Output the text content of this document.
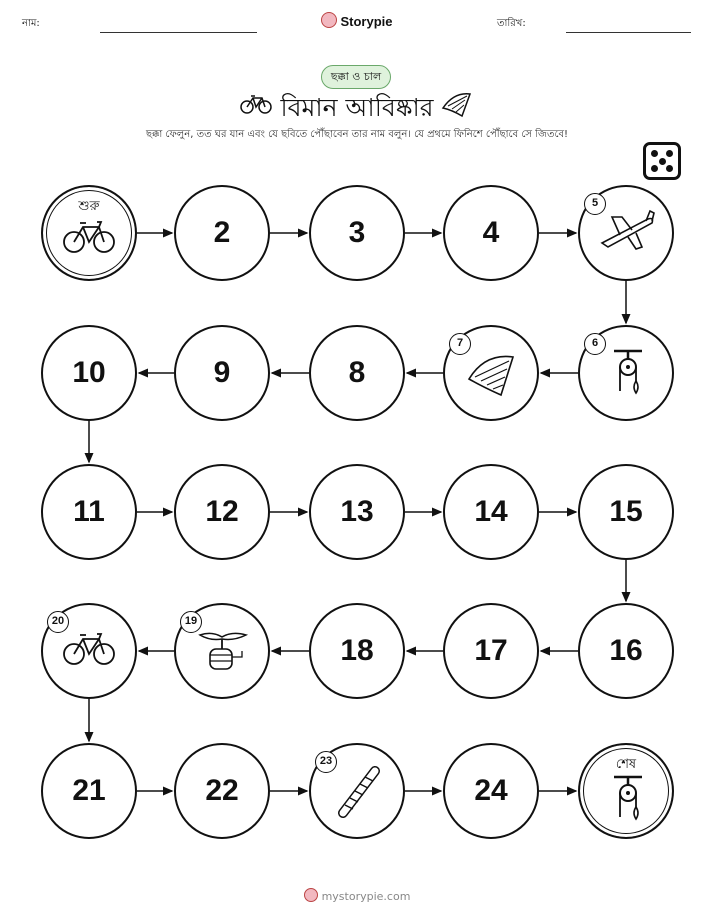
নাম:	Storypie	তারিখ:
ছক্কা ও চাল
বিমান আবিষ্কার
ছক্কা ফেলুন, তত ঘর যান এবং যে ছবিতে পৌঁছাবেন তার নাম বলুন। যে প্রথমে ফিনিশে পৌঁছাবে সে জিতবে!
শুরু
2	3	4
5
6
7
8
9
10
11	12	13	14	15
16
17
18
19
20
21	22
23
24
শেষ
mystorypie.com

### DIRECTION
Reproduce the material word for word. Any pictures should be left out of the copy.

### ANSWER BELOW
Output the text content of this document.
নাম:	Storypie	তারিখ:
ছক্কা ও চাল
বিমান আবিষ্কার
ছক্কা ফেলুন, তত ঘর যান এবং যে ছবিতে পৌঁছাবেন তার নাম বলুন। যে প্রথমে ফিনিশে পৌঁছাবে সে জিতবে!
শুরু
2	3	4
5
6
7
8
9
10
11	12	13	14	15
16
17
18
19
20
21	22
23
24
শেষ
mystorypie.com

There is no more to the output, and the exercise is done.